== TASK INSTRUCTIONS ==
All the data should come back exactly as it was given.

== GIVEN ENTRIES ==
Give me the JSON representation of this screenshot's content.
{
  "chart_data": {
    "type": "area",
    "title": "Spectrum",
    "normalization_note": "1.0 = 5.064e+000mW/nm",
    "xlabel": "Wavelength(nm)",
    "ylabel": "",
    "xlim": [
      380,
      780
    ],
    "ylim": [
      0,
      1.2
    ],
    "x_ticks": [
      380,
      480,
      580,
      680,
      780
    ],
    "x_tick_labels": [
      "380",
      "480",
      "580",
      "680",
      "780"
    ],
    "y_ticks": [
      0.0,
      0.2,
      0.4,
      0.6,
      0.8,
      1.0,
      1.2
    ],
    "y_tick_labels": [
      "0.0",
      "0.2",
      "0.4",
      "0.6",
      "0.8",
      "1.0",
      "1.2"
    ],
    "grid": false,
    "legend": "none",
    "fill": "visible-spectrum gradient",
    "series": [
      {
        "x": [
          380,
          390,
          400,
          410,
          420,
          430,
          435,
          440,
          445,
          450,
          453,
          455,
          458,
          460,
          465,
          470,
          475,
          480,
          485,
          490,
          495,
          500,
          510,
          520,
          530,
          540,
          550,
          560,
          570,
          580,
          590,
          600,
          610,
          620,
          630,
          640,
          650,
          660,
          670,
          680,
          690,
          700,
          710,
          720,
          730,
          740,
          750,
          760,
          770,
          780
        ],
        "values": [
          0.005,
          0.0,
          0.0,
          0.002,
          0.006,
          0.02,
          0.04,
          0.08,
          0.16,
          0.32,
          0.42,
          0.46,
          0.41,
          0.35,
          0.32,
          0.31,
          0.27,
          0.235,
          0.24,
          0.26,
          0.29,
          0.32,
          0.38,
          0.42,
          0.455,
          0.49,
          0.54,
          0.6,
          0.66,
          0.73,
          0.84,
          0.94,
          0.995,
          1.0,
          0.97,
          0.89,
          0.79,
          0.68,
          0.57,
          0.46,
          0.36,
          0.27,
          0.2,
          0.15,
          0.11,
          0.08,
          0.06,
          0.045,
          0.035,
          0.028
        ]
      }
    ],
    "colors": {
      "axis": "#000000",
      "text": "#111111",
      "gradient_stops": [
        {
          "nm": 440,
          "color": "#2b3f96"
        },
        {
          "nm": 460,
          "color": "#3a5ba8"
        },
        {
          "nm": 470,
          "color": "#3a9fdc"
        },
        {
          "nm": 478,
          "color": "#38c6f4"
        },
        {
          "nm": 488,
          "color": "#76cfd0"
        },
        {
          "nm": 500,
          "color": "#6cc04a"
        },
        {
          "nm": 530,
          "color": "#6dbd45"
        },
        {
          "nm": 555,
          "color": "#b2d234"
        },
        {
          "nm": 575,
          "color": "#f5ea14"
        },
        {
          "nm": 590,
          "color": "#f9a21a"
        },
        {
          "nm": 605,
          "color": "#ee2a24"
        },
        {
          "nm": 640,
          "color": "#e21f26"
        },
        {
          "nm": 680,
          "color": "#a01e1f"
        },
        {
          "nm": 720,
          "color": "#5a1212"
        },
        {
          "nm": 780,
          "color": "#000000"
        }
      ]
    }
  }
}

== EXERCISE OUTPUT ==
Give me the JSON representation of this screenshot's content.
{
  "chart_data": {
    "type": "area",
    "title": "Spectrum",
    "normalization_note": "1.0 = 5.064e+000mW/nm",
    "xlabel": "Wavelength(nm)",
    "ylabel": "",
    "xlim": [
      380,
      780
    ],
    "ylim": [
      0,
      1.2
    ],
    "x_ticks": [
      380,
      480,
      580,
      680,
      780
    ],
    "x_tick_labels": [
      "380",
      "480",
      "580",
      "680",
      "780"
    ],
    "y_ticks": [
      0.0,
      0.2,
      0.4,
      0.6,
      0.8,
      1.0,
      1.2
    ],
    "y_tick_labels": [
      "0.0",
      "0.2",
      "0.4",
      "0.6",
      "0.8",
      "1.0",
      "1.2"
    ],
    "grid": false,
    "legend": "none",
    "fill": "visible-spectrum gradient",
    "series": [
      {
        "x": [
          380,
          390,
          400,
          410,
          420,
          430,
          435,
          440,
          445,
          450,
          453,
          455,
          458,
          460,
          465,
          470,
          475,
          480,
          485,
          490,
          495,
          500,
          510,
          520,
          530,
          540,
          550,
          560,
          570,
          580,
          590,
          600,
          610,
          620,
          630,
          640,
          650,
          660,
          670,
          680,
          690,
          700,
          710,
          720,
          730,
          740,
          750,
          760,
          770,
          780
        ],
        "values": [
          0.005,
          0.0,
          0.0,
          0.002,
          0.006,
          0.02,
          0.04,
          0.08,
          0.16,
          0.32,
          0.42,
          0.46,
          0.41,
          0.35,
          0.32,
          0.31,
          0.27,
          0.235,
          0.24,
          0.26,
          0.29,
          0.32,
          0.38,
          0.42,
          0.455,
          0.49,
          0.54,
          0.6,
          0.66,
          0.73,
          0.84,
          0.94,
          0.995,
          1.0,
          0.97,
          0.89,
          0.79,
          0.68,
          0.57,
          0.46,
          0.36,
          0.27,
          0.2,
          0.15,
          0.11,
          0.08,
          0.06,
          0.045,
          0.035,
          0.028
        ]
      }
    ],
    "colors": {
      "axis": "#000000",
      "text": "#111111",
      "gradient_stops": [
        {
          "nm": 440,
          "color": "#2b3f96"
        },
        {
          "nm": 460,
          "color": "#3a5ba8"
        },
        {
          "nm": 470,
          "color": "#3a9fdc"
        },
        {
          "nm": 478,
          "color": "#38c6f4"
        },
        {
          "nm": 488,
          "color": "#76cfd0"
        },
        {
          "nm": 500,
          "color": "#6cc04a"
        },
        {
          "nm": 530,
          "color": "#6dbd45"
        },
        {
          "nm": 555,
          "color": "#b2d234"
        },
        {
          "nm": 575,
          "color": "#f5ea14"
        },
        {
          "nm": 590,
          "color": "#f9a21a"
        },
        {
          "nm": 605,
          "color": "#ee2a24"
        },
        {
          "nm": 640,
          "color": "#e21f26"
        },
        {
          "nm": 680,
          "color": "#a01e1f"
        },
        {
          "nm": 720,
          "color": "#5a1212"
        },
        {
          "nm": 780,
          "color": "#000000"
        }
      ]
    }
  }
}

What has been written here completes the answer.